### PROBLEM DESCRIPTION
Provide only the number of lines in the records below that include "more".

* START *

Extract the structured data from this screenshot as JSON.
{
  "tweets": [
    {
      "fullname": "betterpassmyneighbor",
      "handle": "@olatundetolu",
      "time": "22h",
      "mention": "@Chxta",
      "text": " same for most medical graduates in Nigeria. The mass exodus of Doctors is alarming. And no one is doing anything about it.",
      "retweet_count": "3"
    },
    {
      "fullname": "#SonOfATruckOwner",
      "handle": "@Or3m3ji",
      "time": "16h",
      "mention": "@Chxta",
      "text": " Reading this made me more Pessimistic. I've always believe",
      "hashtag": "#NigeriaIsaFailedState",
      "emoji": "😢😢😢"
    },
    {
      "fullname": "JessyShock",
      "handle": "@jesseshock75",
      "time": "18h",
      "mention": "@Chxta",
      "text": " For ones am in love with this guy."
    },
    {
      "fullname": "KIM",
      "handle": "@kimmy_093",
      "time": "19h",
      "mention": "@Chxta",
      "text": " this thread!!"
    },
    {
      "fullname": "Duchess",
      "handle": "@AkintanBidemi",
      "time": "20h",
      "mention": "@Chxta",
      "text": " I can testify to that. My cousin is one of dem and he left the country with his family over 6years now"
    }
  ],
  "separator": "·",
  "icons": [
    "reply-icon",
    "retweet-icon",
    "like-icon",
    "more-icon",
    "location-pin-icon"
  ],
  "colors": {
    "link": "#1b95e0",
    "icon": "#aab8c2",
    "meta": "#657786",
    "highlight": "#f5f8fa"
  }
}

* END *

### WRITTEN ANSWER
2